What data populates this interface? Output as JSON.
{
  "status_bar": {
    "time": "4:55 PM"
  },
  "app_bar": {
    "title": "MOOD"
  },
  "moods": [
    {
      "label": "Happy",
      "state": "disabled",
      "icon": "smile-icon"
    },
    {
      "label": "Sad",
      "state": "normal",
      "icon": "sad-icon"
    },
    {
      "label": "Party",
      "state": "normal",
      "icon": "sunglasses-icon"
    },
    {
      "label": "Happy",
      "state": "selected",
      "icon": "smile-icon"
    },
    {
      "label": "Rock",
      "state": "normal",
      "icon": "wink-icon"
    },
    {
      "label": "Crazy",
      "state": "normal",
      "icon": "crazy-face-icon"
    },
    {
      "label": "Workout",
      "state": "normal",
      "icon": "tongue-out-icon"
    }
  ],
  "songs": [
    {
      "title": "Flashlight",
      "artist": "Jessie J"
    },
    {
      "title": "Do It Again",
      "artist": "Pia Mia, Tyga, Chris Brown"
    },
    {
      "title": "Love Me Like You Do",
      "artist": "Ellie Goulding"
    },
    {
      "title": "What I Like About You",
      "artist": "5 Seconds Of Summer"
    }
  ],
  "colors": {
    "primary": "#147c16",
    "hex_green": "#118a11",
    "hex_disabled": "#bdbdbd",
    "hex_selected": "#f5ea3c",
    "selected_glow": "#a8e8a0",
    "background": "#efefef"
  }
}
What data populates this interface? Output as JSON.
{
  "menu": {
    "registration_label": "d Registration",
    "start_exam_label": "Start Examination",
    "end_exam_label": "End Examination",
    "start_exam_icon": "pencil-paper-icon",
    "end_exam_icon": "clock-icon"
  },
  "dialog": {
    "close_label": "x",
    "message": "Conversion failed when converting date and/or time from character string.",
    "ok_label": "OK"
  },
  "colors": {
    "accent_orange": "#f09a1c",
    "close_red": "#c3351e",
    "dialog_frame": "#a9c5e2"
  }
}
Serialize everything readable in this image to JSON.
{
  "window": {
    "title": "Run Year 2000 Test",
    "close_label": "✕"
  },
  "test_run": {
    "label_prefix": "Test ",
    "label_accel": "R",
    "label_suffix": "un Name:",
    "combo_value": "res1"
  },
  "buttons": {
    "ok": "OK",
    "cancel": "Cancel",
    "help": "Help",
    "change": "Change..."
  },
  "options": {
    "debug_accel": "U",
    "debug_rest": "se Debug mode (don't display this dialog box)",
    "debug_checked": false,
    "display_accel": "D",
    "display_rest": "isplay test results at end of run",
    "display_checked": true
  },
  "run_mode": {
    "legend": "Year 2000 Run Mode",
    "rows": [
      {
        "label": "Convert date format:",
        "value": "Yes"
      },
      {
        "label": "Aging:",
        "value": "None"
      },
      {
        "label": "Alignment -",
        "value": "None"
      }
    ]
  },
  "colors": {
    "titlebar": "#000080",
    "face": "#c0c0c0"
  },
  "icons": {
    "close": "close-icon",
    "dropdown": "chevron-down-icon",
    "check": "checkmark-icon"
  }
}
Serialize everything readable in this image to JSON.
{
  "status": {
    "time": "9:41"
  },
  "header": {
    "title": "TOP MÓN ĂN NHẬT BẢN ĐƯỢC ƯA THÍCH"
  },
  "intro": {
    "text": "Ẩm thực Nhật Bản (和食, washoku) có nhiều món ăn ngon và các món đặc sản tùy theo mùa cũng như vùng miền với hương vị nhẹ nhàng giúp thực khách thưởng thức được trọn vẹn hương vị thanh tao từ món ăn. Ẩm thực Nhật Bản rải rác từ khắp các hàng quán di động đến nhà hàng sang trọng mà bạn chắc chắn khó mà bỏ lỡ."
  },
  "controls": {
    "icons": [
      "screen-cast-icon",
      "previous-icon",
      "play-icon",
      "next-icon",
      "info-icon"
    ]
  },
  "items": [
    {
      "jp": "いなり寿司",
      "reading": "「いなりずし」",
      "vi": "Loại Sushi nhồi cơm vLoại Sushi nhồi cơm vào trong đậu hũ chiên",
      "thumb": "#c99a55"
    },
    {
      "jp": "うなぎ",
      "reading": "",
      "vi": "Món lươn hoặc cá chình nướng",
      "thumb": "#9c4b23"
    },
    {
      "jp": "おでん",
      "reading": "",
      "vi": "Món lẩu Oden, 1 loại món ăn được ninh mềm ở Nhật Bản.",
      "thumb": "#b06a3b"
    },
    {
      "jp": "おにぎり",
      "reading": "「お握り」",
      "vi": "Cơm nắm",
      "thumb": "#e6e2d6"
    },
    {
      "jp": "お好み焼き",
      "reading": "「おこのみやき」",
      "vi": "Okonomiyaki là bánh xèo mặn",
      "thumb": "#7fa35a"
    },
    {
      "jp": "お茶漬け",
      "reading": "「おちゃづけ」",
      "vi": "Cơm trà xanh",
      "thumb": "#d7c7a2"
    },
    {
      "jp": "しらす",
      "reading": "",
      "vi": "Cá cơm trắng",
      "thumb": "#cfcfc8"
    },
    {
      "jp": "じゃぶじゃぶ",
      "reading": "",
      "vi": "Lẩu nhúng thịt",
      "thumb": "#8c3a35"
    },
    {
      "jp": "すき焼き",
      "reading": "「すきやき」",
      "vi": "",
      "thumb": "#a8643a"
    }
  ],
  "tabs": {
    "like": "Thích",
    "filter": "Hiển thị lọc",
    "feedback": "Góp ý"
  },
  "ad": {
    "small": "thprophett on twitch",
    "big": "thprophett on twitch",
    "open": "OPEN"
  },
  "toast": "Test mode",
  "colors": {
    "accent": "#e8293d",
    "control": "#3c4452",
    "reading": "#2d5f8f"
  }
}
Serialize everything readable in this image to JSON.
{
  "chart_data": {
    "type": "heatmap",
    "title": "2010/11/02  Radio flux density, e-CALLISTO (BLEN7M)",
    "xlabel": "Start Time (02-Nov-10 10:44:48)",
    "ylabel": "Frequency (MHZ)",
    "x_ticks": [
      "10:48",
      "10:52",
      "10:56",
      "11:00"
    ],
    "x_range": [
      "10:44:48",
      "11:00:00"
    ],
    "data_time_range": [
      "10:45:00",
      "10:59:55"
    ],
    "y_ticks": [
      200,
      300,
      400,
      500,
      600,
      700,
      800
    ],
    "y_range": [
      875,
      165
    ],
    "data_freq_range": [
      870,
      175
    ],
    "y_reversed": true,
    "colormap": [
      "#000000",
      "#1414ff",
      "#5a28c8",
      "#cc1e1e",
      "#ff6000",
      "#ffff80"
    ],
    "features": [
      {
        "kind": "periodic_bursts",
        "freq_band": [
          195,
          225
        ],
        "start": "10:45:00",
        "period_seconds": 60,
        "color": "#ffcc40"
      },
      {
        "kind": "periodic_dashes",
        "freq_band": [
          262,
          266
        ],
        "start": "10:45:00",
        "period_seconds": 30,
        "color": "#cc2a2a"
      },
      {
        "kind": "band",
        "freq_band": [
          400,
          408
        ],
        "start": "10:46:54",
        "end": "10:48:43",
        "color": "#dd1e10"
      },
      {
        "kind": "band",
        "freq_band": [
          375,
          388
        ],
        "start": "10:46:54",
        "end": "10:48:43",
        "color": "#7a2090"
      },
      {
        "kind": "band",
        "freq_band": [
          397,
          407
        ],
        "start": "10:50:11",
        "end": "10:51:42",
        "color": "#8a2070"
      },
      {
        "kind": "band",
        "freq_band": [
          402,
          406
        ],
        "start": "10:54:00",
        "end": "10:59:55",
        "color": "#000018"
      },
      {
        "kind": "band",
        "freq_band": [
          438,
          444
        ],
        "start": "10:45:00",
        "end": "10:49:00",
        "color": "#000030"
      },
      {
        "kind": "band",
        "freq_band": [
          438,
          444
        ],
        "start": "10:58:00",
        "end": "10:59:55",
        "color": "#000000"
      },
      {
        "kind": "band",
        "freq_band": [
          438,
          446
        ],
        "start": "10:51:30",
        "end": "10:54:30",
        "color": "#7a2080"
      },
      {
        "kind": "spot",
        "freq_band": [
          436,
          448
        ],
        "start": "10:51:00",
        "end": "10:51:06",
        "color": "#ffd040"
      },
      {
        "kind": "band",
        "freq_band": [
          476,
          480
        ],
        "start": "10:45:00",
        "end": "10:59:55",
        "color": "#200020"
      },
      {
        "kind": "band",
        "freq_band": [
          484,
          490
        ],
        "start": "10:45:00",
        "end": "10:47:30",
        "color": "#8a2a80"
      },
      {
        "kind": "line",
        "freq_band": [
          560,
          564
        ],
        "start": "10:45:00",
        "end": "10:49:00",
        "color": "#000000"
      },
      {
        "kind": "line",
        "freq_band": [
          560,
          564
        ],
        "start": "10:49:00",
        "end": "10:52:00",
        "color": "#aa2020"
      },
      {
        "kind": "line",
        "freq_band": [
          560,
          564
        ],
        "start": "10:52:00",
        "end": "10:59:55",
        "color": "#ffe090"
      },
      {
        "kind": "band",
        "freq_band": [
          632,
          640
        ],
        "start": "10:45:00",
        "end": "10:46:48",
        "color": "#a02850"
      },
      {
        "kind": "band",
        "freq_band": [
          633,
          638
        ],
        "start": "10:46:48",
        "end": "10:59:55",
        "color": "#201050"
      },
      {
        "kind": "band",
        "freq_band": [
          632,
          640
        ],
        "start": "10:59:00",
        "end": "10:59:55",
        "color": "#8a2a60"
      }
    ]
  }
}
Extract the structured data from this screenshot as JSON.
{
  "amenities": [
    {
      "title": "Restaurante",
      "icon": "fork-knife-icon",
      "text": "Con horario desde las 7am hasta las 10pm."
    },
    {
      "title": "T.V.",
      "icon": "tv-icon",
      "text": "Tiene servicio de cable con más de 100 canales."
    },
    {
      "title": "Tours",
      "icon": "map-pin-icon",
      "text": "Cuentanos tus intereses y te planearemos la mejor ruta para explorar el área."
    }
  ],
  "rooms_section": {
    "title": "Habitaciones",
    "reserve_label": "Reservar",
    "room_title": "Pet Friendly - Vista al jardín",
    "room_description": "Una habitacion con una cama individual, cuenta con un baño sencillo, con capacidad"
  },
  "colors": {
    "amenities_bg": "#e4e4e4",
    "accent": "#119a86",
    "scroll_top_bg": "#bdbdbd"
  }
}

» GIVEN INSTRUCTION: Pick out all lines containing the string "true".

» RESULT FOR THIS EXERCISE:
    "display_checked": true
    "y_reversed": true,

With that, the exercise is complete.